Exercise directions:
Wherever the word "JSON" appears in the entries, copy the whole line.

** BEGIN **

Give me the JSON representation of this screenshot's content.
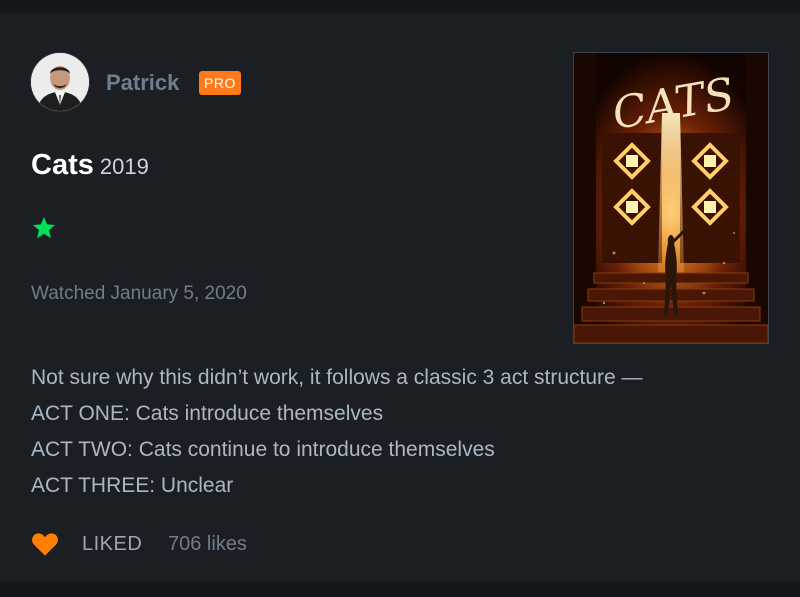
{
  "review": {
    "username": "Patrick",
    "badge": "PRO",
    "film_title": "Cats",
    "film_year": "2019",
    "rating_stars": 1,
    "watched_date": "Watched January 5, 2020",
    "body_lines": [
      "Not sure why this didn’t work, it follows a classic 3 act structure —",
      "ACT ONE: Cats introduce themselves",
      "ACT TWO: Cats continue to introduce themselves",
      "ACT THREE: Unclear"
    ],
    "liked_label": "LIKED",
    "likes_count": "706 likes",
    "poster_title": "CATS"
  },
  "colors": {
    "background": "#14181c",
    "card": "#1b1f24",
    "star": "#00e054",
    "heart": "#ff8000",
    "badge": "#ff7a1a"
  },
  "icons": {
    "rating": "star-icon",
    "like": "heart-icon"
  }
}
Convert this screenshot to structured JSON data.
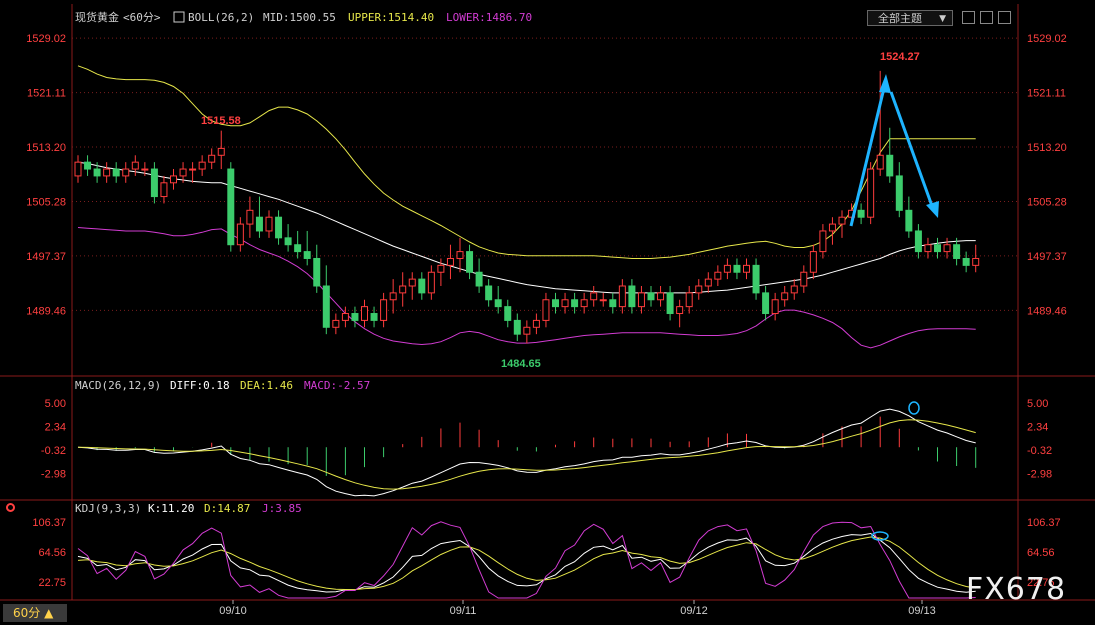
{
  "header": {
    "symbol": "现货黄金",
    "period_tag": "<60分>",
    "boll_label": "BOLL(26,2)",
    "mid": "MID:1500.55",
    "upper": "UPPER:1514.40",
    "lower": "LOWER:1486.70",
    "theme_button": "全部主题",
    "period_button": "60分 ▲"
  },
  "watermark": "FX678",
  "colors": {
    "up": "#ff3c3c",
    "down": "#3ccc6c",
    "mid": "#ffffff",
    "upper": "#e6e64a",
    "lower": "#d23cd2",
    "arrow": "#1eb4ff",
    "grid": "#7a1e1e",
    "axis_text": "#ff4040"
  },
  "price_axis": {
    "ticks": [
      "1529.02",
      "1521.11",
      "1513.20",
      "1505.28",
      "1497.37",
      "1489.46"
    ],
    "ylim": [
      1480.5,
      1530.5
    ]
  },
  "x_labels": [
    "09/10",
    "09/11",
    "09/12",
    "09/13"
  ],
  "annotations": {
    "high1": "1515.58",
    "low": "1484.65",
    "high2": "1524.27"
  },
  "macd": {
    "label": "MACD(26,12,9)",
    "diff": "DIFF:0.18",
    "dea": "DEA:1.46",
    "macd": "MACD:-2.57",
    "ticks": [
      "5.00",
      "2.34",
      "-0.32",
      "-2.98"
    ]
  },
  "kdj": {
    "label": "KDJ(9,3,3)",
    "k": "K:11.20",
    "d": "D:14.87",
    "j": "J:3.85",
    "ticks": [
      "106.37",
      "64.56",
      "22.75"
    ]
  },
  "chart_data": {
    "type": "candlestick",
    "candles": [
      [
        1509,
        1512,
        1508,
        1511
      ],
      [
        1511,
        1512,
        1509,
        1510
      ],
      [
        1510,
        1511,
        1508,
        1509
      ],
      [
        1509,
        1511,
        1508,
        1510
      ],
      [
        1510,
        1511,
        1508,
        1509
      ],
      [
        1509,
        1511,
        1508,
        1510
      ],
      [
        1510,
        1512,
        1509,
        1511
      ],
      [
        1510,
        1511,
        1509,
        1510
      ],
      [
        1510,
        1511,
        1505,
        1506
      ],
      [
        1506,
        1509,
        1505,
        1508
      ],
      [
        1508,
        1510,
        1507,
        1509
      ],
      [
        1509,
        1511,
        1508,
        1510
      ],
      [
        1510,
        1511,
        1508,
        1510
      ],
      [
        1510,
        1512,
        1509,
        1511
      ],
      [
        1511,
        1513,
        1510,
        1512
      ],
      [
        1512,
        1515.58,
        1510,
        1513
      ],
      [
        1510,
        1511,
        1498,
        1499
      ],
      [
        1499,
        1503,
        1498,
        1502
      ],
      [
        1502,
        1506,
        1500,
        1504
      ],
      [
        1503,
        1506,
        1500,
        1501
      ],
      [
        1501,
        1504,
        1500,
        1503
      ],
      [
        1503,
        1504,
        1499,
        1500
      ],
      [
        1500,
        1502,
        1498,
        1499
      ],
      [
        1499,
        1501,
        1497,
        1498
      ],
      [
        1498,
        1501,
        1496,
        1497
      ],
      [
        1497,
        1499,
        1492,
        1493
      ],
      [
        1493,
        1496,
        1486,
        1487
      ],
      [
        1487,
        1489,
        1486,
        1488
      ],
      [
        1488,
        1490,
        1487,
        1489
      ],
      [
        1489,
        1490,
        1487,
        1488
      ],
      [
        1488,
        1491,
        1487,
        1490
      ],
      [
        1489,
        1490,
        1487,
        1488
      ],
      [
        1488,
        1492,
        1487,
        1491
      ],
      [
        1491,
        1494,
        1489,
        1492
      ],
      [
        1492,
        1495,
        1490,
        1493
      ],
      [
        1493,
        1495,
        1491,
        1494
      ],
      [
        1494,
        1495,
        1491,
        1492
      ],
      [
        1492,
        1496,
        1491,
        1495
      ],
      [
        1495,
        1497,
        1493,
        1496
      ],
      [
        1496,
        1499,
        1494,
        1497
      ],
      [
        1497,
        1500,
        1495,
        1498
      ],
      [
        1498,
        1499,
        1494,
        1495
      ],
      [
        1495,
        1497,
        1492,
        1493
      ],
      [
        1493,
        1494,
        1490,
        1491
      ],
      [
        1491,
        1493,
        1489,
        1490
      ],
      [
        1490,
        1491,
        1487,
        1488
      ],
      [
        1488,
        1489,
        1485,
        1486
      ],
      [
        1486,
        1488,
        1484.65,
        1487
      ],
      [
        1487,
        1489,
        1486,
        1488
      ],
      [
        1488,
        1492,
        1487,
        1491
      ],
      [
        1491,
        1492,
        1489,
        1490
      ],
      [
        1490,
        1492,
        1489,
        1491
      ],
      [
        1491,
        1492,
        1489,
        1490
      ],
      [
        1490,
        1492,
        1489,
        1491
      ],
      [
        1491,
        1493,
        1490,
        1492
      ],
      [
        1491,
        1492,
        1490,
        1491
      ],
      [
        1491,
        1492,
        1489,
        1490
      ],
      [
        1490,
        1494,
        1489,
        1493
      ],
      [
        1493,
        1494,
        1489,
        1490
      ],
      [
        1490,
        1493,
        1489,
        1492
      ],
      [
        1492,
        1493,
        1490,
        1491
      ],
      [
        1491,
        1493,
        1490,
        1492
      ],
      [
        1492,
        1493,
        1488,
        1489
      ],
      [
        1489,
        1491,
        1487,
        1490
      ],
      [
        1490,
        1493,
        1489,
        1492
      ],
      [
        1492,
        1494,
        1491,
        1493
      ],
      [
        1493,
        1495,
        1492,
        1494
      ],
      [
        1494,
        1496,
        1493,
        1495
      ],
      [
        1495,
        1497,
        1494,
        1496
      ],
      [
        1496,
        1497,
        1494,
        1495
      ],
      [
        1495,
        1497,
        1494,
        1496
      ],
      [
        1496,
        1497,
        1491,
        1492
      ],
      [
        1492,
        1493,
        1488,
        1489
      ],
      [
        1489,
        1492,
        1488,
        1491
      ],
      [
        1491,
        1493,
        1490,
        1492
      ],
      [
        1492,
        1494,
        1491,
        1493
      ],
      [
        1493,
        1496,
        1492,
        1495
      ],
      [
        1495,
        1499,
        1494,
        1498
      ],
      [
        1498,
        1502,
        1497,
        1501
      ],
      [
        1501,
        1503,
        1499,
        1502
      ],
      [
        1502,
        1504,
        1500,
        1503
      ],
      [
        1503,
        1505,
        1502,
        1504
      ],
      [
        1504,
        1505,
        1502,
        1503
      ],
      [
        1503,
        1511,
        1502,
        1510
      ],
      [
        1510,
        1524.27,
        1509,
        1512
      ],
      [
        1512,
        1516,
        1508,
        1509
      ],
      [
        1509,
        1511,
        1503,
        1504
      ],
      [
        1504,
        1506,
        1500,
        1501
      ],
      [
        1501,
        1502,
        1497,
        1498
      ],
      [
        1498,
        1500,
        1497,
        1499
      ],
      [
        1499,
        1500,
        1497,
        1498
      ],
      [
        1498,
        1500,
        1497,
        1499
      ],
      [
        1499,
        1500,
        1496,
        1497
      ],
      [
        1497,
        1498,
        1495,
        1496
      ],
      [
        1496,
        1499,
        1495,
        1497
      ]
    ],
    "series": [
      {
        "name": "MID",
        "values": [
          1511,
          1510.8,
          1510.5,
          1510.2,
          1510,
          1509.8,
          1509.6,
          1509.4,
          1509.1,
          1508.8,
          1508.6,
          1508.4,
          1508.2,
          1508.1,
          1508,
          1508,
          1507.6,
          1507.2,
          1506.8,
          1506.4,
          1506,
          1505.6,
          1505.1,
          1504.6,
          1504.1,
          1503.6,
          1503,
          1502.4,
          1501.8,
          1501.2,
          1500.6,
          1500,
          1499.4,
          1498.8,
          1498.3,
          1497.8,
          1497.3,
          1496.8,
          1496.3,
          1495.9,
          1495.5,
          1495.1,
          1494.7,
          1494.4,
          1494.1,
          1493.8,
          1493.5,
          1493.2,
          1493,
          1492.8,
          1492.6,
          1492.5,
          1492.4,
          1492.3,
          1492.2,
          1492.1,
          1492,
          1492,
          1492,
          1492,
          1492,
          1492,
          1492,
          1492,
          1492,
          1492.1,
          1492.2,
          1492.3,
          1492.4,
          1492.6,
          1492.8,
          1493,
          1493.2,
          1493.4,
          1493.6,
          1493.8,
          1494,
          1494.3,
          1494.6,
          1495,
          1495.4,
          1495.8,
          1496.2,
          1496.6,
          1497,
          1497.6,
          1498.1,
          1498.5,
          1498.8,
          1499,
          1499.2,
          1499.4,
          1499.5,
          1499.6,
          1499.6
        ]
      },
      {
        "name": "UPPER",
        "values": [
          1525,
          1524.5,
          1523.8,
          1523.3,
          1523.1,
          1523,
          1523,
          1523,
          1522.9,
          1522.6,
          1522,
          1521,
          1519.5,
          1518,
          1517,
          1516.5,
          1516.3,
          1516.3,
          1516.7,
          1517.6,
          1518.5,
          1519,
          1519,
          1518.6,
          1518,
          1517,
          1515.8,
          1514.4,
          1512.8,
          1511,
          1509.3,
          1507.8,
          1506.5,
          1505.5,
          1504.6,
          1503.9,
          1503.2,
          1502.5,
          1501.8,
          1501,
          1500.2,
          1499.4,
          1498.7,
          1498.2,
          1497.8,
          1497.6,
          1497.5,
          1497.4,
          1497.4,
          1497.4,
          1497.4,
          1497.4,
          1497.4,
          1497.4,
          1497.4,
          1497.3,
          1497.2,
          1497.1,
          1497,
          1497,
          1497,
          1497.1,
          1497.2,
          1497.4,
          1497.6,
          1497.9,
          1498.2,
          1498.5,
          1498.8,
          1499,
          1499.2,
          1499.4,
          1499.5,
          1499.2,
          1498.8,
          1498.6,
          1498.6,
          1498.9,
          1499.5,
          1500.5,
          1502,
          1504,
          1506.8,
          1509.6,
          1512.4,
          1514.4,
          1514.4,
          1514.4,
          1514.4,
          1514.4,
          1514.4,
          1514.4,
          1514.4,
          1514.4,
          1514.4
        ]
      },
      {
        "name": "LOWER",
        "values": [
          1501.5,
          1501.4,
          1501.3,
          1501.2,
          1501.1,
          1501,
          1501,
          1501,
          1500.8,
          1500.6,
          1500.3,
          1500.3,
          1500.5,
          1500.8,
          1501.2,
          1501.3,
          1500.5,
          1499.8,
          1499,
          1498.3,
          1497.8,
          1497.3,
          1496.6,
          1495.8,
          1494.8,
          1493.5,
          1492,
          1490.5,
          1489,
          1487.8,
          1486.8,
          1486,
          1485.4,
          1485,
          1484.8,
          1484.6,
          1484.5,
          1484.6,
          1484.9,
          1485.5,
          1486.2,
          1486.4,
          1486.2,
          1485.7,
          1485.2,
          1484.9,
          1484.7,
          1484.7,
          1484.8,
          1485,
          1485.2,
          1485.4,
          1485.6,
          1485.8,
          1485.9,
          1486,
          1486.1,
          1486.2,
          1486.2,
          1486.2,
          1486.2,
          1486.2,
          1486.1,
          1486,
          1485.9,
          1485.8,
          1485.8,
          1485.8,
          1485.9,
          1486.1,
          1486.5,
          1487.2,
          1488.2,
          1489.1,
          1489.5,
          1489.5,
          1489.2,
          1488.8,
          1488.3,
          1487.7,
          1486.8,
          1485.5,
          1484.4,
          1484,
          1484.4,
          1485,
          1485.6,
          1486.1,
          1486.5,
          1486.7,
          1486.8,
          1486.8,
          1486.8,
          1486.8,
          1486.7
        ]
      }
    ],
    "ylim": [
      1480.5,
      1530.5
    ]
  }
}
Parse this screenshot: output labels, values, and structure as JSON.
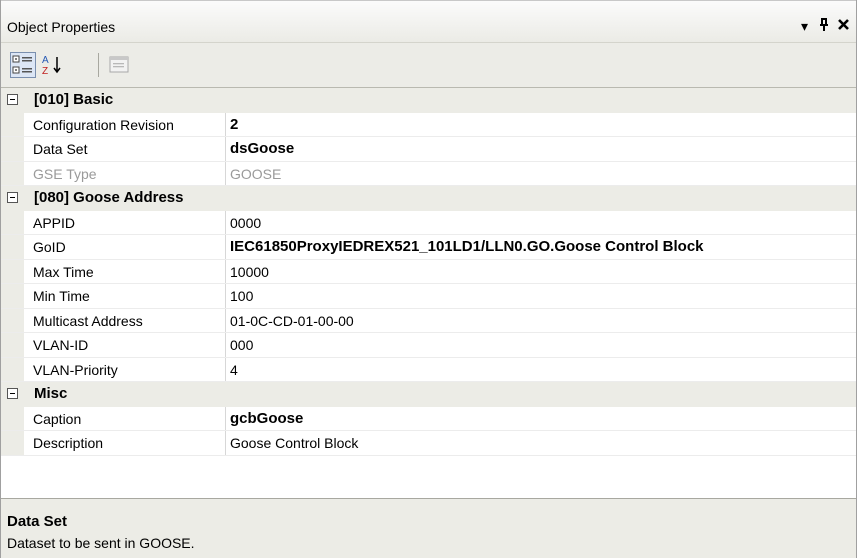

** END **

Task solution:
Give me the JSON representation of this screenshot's content.
Convert this screenshot to structured JSON data.
Parse this screenshot: output labels, values, and structure as JSON.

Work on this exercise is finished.